REQUIRED TASK
Below are some records; return each one exactly.

START THE RECORDS

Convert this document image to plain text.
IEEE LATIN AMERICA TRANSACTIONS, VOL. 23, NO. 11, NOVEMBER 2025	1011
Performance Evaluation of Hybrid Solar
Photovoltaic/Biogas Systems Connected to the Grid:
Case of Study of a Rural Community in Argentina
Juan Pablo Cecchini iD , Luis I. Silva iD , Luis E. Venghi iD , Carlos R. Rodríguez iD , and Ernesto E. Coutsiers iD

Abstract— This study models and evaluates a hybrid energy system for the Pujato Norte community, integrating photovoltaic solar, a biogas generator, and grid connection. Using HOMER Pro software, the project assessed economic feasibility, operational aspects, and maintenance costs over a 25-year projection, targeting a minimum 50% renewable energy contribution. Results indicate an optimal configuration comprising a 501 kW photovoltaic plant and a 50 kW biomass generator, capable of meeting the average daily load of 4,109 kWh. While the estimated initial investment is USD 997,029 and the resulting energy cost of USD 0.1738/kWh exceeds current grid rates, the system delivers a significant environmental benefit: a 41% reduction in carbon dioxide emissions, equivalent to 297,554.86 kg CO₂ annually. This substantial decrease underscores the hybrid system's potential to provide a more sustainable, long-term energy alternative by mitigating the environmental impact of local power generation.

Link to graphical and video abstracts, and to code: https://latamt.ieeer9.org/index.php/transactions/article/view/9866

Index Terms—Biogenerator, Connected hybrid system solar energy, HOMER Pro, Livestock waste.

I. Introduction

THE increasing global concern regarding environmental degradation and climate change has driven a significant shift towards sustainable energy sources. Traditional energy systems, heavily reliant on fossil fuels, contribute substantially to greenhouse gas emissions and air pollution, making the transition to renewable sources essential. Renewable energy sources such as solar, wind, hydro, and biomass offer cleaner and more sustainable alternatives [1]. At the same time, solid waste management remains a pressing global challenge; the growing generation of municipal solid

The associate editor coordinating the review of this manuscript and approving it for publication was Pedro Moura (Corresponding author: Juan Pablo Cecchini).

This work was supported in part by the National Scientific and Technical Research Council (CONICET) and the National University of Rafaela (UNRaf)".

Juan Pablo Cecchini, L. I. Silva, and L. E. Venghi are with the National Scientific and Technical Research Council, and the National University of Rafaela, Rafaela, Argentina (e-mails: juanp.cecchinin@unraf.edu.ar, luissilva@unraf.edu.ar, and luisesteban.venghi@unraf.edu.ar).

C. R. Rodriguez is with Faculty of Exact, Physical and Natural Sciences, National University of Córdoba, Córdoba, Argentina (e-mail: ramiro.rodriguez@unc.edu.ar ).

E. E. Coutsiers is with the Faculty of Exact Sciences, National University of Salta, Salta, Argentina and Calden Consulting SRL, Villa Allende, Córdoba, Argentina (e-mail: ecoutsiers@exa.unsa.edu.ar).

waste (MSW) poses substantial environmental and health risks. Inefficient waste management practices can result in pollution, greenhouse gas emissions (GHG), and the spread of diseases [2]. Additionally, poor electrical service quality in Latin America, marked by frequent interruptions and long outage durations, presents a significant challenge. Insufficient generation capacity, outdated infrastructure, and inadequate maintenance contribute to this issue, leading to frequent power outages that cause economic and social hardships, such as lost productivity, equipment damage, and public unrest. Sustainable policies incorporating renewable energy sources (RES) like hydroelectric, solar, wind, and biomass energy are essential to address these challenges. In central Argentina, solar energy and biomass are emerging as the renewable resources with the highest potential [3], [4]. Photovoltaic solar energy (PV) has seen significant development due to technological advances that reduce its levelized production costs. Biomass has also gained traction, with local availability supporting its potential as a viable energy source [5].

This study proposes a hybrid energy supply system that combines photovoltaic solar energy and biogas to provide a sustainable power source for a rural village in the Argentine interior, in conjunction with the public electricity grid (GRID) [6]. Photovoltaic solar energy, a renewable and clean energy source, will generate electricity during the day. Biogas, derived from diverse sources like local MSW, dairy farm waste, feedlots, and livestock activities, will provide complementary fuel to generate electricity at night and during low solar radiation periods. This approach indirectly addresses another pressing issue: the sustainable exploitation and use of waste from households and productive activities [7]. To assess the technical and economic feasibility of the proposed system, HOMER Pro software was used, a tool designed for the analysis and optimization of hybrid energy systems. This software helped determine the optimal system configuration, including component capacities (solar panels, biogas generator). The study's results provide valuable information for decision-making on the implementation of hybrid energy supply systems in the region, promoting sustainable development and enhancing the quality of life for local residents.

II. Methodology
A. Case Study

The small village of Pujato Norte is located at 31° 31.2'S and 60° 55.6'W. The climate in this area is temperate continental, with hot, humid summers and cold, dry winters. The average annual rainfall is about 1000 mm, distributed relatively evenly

END THE RECORDS

THE COMPLETED TASK
Convert this document image to plain text.
IEEE LATIN AMERICA TRANSACTIONS, VOL. 23, NO. 11, NOVEMBER 2025	1011
Performance Evaluation of Hybrid Solar
Photovoltaic/Biogas Systems Connected to the Grid:
Case of Study of a Rural Community in Argentina
Juan Pablo Cecchini iD , Luis I. Silva iD , Luis E. Venghi iD , Carlos R. Rodríguez iD , and Ernesto E. Coutsiers iD

Abstract— This study models and evaluates a hybrid energy system for the Pujato Norte community, integrating photovoltaic solar, a biogas generator, and grid connection. Using HOMER Pro software, the project assessed economic feasibility, operational aspects, and maintenance costs over a 25-year projection, targeting a minimum 50% renewable energy contribution. Results indicate an optimal configuration comprising a 501 kW photovoltaic plant and a 50 kW biomass generator, capable of meeting the average daily load of 4,109 kWh. While the estimated initial investment is USD 997,029 and the resulting energy cost of USD 0.1738/kWh exceeds current grid rates, the system delivers a significant environmental benefit: a 41% reduction in carbon dioxide emissions, equivalent to 297,554.86 kg CO₂ annually. This substantial decrease underscores the hybrid system's potential to provide a more sustainable, long-term energy alternative by mitigating the environmental impact of local power generation.

Link to graphical and video abstracts, and to code: https://latamt.ieeer9.org/index.php/transactions/article/view/9866

Index Terms—Biogenerator, Connected hybrid system solar energy, HOMER Pro, Livestock waste.

I. Introduction

THE increasing global concern regarding environmental degradation and climate change has driven a significant shift towards sustainable energy sources. Traditional energy systems, heavily reliant on fossil fuels, contribute substantially to greenhouse gas emissions and air pollution, making the transition to renewable sources essential. Renewable energy sources such as solar, wind, hydro, and biomass offer cleaner and more sustainable alternatives [1]. At the same time, solid waste management remains a pressing global challenge; the growing generation of municipal solid

The associate editor coordinating the review of this manuscript and approving it for publication was Pedro Moura (Corresponding author: Juan Pablo Cecchini).

This work was supported in part by the National Scientific and Technical Research Council (CONICET) and the National University of Rafaela (UNRaf)".

Juan Pablo Cecchini, L. I. Silva, and L. E. Venghi are with the National Scientific and Technical Research Council, and the National University of Rafaela, Rafaela, Argentina (e-mails: juanp.cecchinin@unraf.edu.ar, luissilva@unraf.edu.ar, and luisesteban.venghi@unraf.edu.ar).

C. R. Rodriguez is with Faculty of Exact, Physical and Natural Sciences, National University of Córdoba, Córdoba, Argentina (e-mail: ramiro.rodriguez@unc.edu.ar ).

E. E. Coutsiers is with the Faculty of Exact Sciences, National University of Salta, Salta, Argentina and Calden Consulting SRL, Villa Allende, Córdoba, Argentina (e-mail: ecoutsiers@exa.unsa.edu.ar).

waste (MSW) poses substantial environmental and health risks. Inefficient waste management practices can result in pollution, greenhouse gas emissions (GHG), and the spread of diseases [2]. Additionally, poor electrical service quality in Latin America, marked by frequent interruptions and long outage durations, presents a significant challenge. Insufficient generation capacity, outdated infrastructure, and inadequate maintenance contribute to this issue, leading to frequent power outages that cause economic and social hardships, such as lost productivity, equipment damage, and public unrest. Sustainable policies incorporating renewable energy sources (RES) like hydroelectric, solar, wind, and biomass energy are essential to address these challenges. In central Argentina, solar energy and biomass are emerging as the renewable resources with the highest potential [3], [4]. Photovoltaic solar energy (PV) has seen significant development due to technological advances that reduce its levelized production costs. Biomass has also gained traction, with local availability supporting its potential as a viable energy source [5].

This study proposes a hybrid energy supply system that combines photovoltaic solar energy and biogas to provide a sustainable power source for a rural village in the Argentine interior, in conjunction with the public electricity grid (GRID) [6]. Photovoltaic solar energy, a renewable and clean energy source, will generate electricity during the day. Biogas, derived from diverse sources like local MSW, dairy farm waste, feedlots, and livestock activities, will provide complementary fuel to generate electricity at night and during low solar radiation periods. This approach indirectly addresses another pressing issue: the sustainable exploitation and use of waste from households and productive activities [7]. To assess the technical and economic feasibility of the proposed system, HOMER Pro software was used, a tool designed for the analysis and optimization of hybrid energy systems. This software helped determine the optimal system configuration, including component capacities (solar panels, biogas generator). The study's results provide valuable information for decision-making on the implementation of hybrid energy supply systems in the region, promoting sustainable development and enhancing the quality of life for local residents.

II. Methodology
A. Case Study

The small village of Pujato Norte is located at 31° 31.2'S and 60° 55.6'W. The climate in this area is temperate continental, with hot, humid summers and cold, dry winters. The average annual rainfall is about 1000 mm, distributed relatively evenly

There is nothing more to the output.